**Given request A**
In the remembrance, which university did the writer and Brian Kinney attend?
**Given request B**
Retype the remembrance from "My folks were" up to and including "firemen it was.".

My folks were in Boston. I was freaking out. I couldn’t get a hold of them because the cell lines were jammed. It felt like the end of the world. For some of our brave citizens, police, and firemen it was.

Three days after the country’s worst terrorist attack, I found out I lost a former college classmate, Brian Kinney. We fell out of touch after sophomore year when we both attended UMASS-Lowell.  He died on one the hijacked planes that left Boston.

He was one of my first friends I made in college. I was a shy and timid freshman.  Brian was in some of my classes. I would always see him walking from north to south campus. One day, I picked him up and we struck up a friendship.

He was such a sweet soul.  One amongst the angels now.

The country was brittle and vulnerable. How could life continue? How could sport continue?

That’s what these devils wanted, to disrupt our lives. Make us scared. However, those who lost their lives including my friend, Brian would never allow those cowards to win!

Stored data
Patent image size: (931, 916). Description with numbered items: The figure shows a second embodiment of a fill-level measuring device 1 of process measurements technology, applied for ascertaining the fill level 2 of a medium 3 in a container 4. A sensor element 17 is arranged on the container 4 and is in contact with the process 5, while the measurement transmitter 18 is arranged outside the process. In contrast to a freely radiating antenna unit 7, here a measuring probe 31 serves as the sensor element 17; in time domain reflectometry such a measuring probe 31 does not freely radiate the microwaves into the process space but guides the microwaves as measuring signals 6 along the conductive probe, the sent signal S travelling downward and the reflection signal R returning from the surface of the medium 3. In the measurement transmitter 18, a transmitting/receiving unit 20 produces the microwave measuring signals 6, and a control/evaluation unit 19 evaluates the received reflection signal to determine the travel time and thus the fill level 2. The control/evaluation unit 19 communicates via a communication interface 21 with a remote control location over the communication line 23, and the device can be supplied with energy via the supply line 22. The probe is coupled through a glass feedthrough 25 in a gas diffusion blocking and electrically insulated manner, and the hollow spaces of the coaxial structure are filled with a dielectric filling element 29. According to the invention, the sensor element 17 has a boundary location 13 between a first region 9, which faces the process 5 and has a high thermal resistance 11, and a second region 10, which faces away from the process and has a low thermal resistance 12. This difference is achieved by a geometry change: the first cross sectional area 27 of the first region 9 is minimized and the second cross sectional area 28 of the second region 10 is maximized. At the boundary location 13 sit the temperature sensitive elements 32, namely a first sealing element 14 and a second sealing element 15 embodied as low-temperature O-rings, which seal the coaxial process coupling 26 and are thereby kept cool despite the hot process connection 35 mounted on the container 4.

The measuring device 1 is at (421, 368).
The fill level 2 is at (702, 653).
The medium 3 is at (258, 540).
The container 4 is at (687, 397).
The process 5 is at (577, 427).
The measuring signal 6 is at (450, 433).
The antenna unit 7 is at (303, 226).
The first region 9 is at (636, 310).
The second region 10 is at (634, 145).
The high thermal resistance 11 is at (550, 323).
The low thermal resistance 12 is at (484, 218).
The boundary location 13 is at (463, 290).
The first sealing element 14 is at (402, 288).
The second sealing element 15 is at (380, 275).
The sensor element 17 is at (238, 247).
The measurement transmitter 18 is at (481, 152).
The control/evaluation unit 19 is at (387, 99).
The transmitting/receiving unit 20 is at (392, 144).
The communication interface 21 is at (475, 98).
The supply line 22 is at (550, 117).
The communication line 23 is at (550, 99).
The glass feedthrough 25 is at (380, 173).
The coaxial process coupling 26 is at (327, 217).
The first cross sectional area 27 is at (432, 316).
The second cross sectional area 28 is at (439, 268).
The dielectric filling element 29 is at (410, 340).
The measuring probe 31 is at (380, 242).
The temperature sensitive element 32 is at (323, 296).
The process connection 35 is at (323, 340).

**Worked answer A**
UMASS-Lowell.

**Worked answer B**
My folks were in Boston. I was freaking out. I couldn’t get a hold of them because the cell lines were jammed. It felt like the end of the world. For some of our brave citizens, police, and firemen it was.